Given instruction => Your task is to filter the data below down to the lines holding "Thinking".

================

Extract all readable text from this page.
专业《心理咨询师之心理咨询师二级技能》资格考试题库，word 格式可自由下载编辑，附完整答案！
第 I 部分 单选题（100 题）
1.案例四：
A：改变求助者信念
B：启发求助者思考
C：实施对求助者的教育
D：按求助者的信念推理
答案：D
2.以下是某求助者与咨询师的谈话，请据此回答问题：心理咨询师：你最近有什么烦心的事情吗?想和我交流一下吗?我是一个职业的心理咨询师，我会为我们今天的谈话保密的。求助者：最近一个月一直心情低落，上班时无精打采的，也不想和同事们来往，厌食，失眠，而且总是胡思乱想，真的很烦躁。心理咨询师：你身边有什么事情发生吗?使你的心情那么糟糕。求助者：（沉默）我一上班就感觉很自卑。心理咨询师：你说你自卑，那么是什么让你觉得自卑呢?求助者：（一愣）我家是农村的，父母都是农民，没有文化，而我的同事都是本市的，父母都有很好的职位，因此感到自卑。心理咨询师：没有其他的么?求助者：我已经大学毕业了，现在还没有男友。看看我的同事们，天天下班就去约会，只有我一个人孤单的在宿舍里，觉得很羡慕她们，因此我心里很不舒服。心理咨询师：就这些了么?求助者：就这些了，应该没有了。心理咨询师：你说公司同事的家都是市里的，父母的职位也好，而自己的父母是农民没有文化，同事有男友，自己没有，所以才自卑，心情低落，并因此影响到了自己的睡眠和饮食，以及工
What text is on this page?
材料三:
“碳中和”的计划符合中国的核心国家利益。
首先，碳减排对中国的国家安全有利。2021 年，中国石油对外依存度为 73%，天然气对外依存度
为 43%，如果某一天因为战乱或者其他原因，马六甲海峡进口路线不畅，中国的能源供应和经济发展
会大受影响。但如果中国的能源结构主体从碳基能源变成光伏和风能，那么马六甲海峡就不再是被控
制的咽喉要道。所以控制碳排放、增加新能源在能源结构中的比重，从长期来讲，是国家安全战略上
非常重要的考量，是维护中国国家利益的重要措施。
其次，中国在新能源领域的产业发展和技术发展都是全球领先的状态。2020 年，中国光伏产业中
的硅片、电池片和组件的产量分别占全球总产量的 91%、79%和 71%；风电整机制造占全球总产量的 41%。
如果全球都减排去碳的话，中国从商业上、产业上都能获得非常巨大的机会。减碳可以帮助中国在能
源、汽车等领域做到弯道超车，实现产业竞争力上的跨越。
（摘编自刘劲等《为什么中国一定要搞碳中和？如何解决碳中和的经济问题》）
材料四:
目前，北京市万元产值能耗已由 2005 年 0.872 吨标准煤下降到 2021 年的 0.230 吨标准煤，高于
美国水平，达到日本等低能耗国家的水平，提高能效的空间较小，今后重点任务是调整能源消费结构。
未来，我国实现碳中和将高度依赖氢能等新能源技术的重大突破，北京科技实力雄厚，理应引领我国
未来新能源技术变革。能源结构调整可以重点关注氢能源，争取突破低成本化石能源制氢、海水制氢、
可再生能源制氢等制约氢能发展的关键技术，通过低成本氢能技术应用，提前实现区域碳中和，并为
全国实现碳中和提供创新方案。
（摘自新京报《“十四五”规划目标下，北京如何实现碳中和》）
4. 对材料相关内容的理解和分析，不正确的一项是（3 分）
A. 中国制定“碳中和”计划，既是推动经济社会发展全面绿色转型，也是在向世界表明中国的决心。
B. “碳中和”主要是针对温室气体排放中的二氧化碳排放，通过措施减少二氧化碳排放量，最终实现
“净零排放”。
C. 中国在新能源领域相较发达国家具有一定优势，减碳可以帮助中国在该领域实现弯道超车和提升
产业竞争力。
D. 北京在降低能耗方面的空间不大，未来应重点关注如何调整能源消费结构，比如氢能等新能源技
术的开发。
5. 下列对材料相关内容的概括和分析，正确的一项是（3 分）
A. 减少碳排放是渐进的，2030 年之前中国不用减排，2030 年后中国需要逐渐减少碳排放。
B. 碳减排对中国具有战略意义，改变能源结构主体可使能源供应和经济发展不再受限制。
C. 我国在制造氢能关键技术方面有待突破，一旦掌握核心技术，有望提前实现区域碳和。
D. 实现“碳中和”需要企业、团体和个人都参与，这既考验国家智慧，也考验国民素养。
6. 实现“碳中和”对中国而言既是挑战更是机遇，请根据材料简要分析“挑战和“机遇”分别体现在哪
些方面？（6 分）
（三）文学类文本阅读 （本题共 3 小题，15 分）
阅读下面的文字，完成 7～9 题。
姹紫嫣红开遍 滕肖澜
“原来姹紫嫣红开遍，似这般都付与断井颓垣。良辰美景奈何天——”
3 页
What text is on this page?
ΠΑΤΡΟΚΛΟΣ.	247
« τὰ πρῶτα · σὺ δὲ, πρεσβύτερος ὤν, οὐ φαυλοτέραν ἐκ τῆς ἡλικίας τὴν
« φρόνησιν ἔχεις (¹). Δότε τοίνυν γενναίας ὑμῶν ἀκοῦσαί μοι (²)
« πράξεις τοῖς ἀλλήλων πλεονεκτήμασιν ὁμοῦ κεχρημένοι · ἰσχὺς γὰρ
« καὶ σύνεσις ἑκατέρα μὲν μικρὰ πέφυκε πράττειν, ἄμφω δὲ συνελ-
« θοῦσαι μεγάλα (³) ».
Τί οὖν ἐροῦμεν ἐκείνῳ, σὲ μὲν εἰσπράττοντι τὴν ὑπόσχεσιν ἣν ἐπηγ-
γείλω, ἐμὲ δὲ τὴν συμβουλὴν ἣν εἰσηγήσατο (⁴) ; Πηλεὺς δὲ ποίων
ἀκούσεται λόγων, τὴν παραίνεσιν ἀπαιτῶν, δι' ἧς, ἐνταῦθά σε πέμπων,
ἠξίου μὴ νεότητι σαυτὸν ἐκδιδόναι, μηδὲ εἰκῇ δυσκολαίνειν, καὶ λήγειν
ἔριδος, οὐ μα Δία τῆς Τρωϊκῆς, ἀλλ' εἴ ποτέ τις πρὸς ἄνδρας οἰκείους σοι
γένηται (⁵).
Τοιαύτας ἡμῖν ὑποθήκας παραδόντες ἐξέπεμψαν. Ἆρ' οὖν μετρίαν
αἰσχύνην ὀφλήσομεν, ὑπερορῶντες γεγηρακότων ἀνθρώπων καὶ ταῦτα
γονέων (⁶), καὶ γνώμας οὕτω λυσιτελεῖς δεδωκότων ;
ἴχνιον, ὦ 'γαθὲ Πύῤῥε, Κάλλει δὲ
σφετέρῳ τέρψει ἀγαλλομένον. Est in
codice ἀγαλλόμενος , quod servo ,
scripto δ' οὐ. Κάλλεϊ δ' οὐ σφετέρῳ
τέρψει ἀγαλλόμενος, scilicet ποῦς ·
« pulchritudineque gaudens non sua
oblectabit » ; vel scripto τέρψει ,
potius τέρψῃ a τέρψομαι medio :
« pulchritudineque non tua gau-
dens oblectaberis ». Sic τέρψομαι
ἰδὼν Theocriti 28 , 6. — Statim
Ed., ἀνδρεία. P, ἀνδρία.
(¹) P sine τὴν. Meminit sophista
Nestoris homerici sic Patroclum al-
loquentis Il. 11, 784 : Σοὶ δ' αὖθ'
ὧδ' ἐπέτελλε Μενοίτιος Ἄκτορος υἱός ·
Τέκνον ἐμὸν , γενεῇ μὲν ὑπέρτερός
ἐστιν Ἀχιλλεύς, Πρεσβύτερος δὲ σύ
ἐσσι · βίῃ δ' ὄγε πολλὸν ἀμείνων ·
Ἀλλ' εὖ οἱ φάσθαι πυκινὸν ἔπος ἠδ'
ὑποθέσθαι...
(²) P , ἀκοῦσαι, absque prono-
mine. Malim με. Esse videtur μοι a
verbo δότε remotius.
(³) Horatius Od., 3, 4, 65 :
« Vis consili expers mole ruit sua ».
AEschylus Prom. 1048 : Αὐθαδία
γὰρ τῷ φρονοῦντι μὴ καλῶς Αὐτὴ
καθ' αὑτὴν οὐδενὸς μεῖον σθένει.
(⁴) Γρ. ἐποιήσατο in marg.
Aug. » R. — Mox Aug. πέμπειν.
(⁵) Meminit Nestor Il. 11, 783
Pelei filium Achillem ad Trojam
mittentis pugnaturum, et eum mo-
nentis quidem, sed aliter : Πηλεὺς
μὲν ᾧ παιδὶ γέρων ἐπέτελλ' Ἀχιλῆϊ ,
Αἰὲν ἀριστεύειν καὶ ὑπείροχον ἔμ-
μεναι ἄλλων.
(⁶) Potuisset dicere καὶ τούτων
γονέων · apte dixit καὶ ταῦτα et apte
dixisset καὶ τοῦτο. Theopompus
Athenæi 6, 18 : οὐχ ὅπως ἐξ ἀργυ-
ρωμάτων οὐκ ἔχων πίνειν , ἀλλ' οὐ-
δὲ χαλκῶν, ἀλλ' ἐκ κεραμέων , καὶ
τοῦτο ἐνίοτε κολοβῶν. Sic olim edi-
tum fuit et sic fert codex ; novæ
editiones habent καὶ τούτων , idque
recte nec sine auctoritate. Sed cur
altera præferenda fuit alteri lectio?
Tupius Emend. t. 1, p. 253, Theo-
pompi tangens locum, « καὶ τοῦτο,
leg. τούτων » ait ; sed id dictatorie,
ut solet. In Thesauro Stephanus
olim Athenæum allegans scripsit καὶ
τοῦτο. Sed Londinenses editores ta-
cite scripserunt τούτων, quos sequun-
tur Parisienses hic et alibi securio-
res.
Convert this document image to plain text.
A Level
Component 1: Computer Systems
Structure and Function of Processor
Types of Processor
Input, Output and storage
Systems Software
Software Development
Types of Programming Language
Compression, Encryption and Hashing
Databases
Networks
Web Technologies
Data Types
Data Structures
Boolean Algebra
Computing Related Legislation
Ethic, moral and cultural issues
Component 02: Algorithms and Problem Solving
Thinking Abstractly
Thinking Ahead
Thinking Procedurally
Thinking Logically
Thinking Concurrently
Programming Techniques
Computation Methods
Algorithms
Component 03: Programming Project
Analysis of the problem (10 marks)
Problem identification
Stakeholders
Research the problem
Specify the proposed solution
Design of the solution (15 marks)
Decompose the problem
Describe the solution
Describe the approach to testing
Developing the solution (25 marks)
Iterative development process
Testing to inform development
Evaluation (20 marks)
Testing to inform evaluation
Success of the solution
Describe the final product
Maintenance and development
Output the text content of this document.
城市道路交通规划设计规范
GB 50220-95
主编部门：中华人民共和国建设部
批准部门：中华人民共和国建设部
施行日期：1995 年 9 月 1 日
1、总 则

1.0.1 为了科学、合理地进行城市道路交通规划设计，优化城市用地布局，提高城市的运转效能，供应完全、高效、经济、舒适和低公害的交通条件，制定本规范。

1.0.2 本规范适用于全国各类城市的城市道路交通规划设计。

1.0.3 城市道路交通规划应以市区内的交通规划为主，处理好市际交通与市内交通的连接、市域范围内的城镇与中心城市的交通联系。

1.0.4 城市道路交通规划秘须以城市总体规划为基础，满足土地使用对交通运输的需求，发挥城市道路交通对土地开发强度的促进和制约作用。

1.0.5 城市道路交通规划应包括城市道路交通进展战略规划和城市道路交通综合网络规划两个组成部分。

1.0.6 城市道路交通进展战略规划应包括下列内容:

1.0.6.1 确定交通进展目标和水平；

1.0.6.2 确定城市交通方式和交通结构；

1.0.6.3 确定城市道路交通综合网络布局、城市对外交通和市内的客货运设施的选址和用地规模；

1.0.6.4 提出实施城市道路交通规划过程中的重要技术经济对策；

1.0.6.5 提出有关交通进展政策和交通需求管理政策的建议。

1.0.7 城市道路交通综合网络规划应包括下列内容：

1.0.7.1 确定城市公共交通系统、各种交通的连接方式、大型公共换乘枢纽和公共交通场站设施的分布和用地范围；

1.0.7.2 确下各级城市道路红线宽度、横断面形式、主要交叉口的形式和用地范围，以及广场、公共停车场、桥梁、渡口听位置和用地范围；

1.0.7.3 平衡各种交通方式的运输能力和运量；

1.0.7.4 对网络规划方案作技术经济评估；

================

Problem solution =>
Thinking Abstractly
Thinking Ahead
Thinking Procedurally
Thinking Logically
Thinking Concurrently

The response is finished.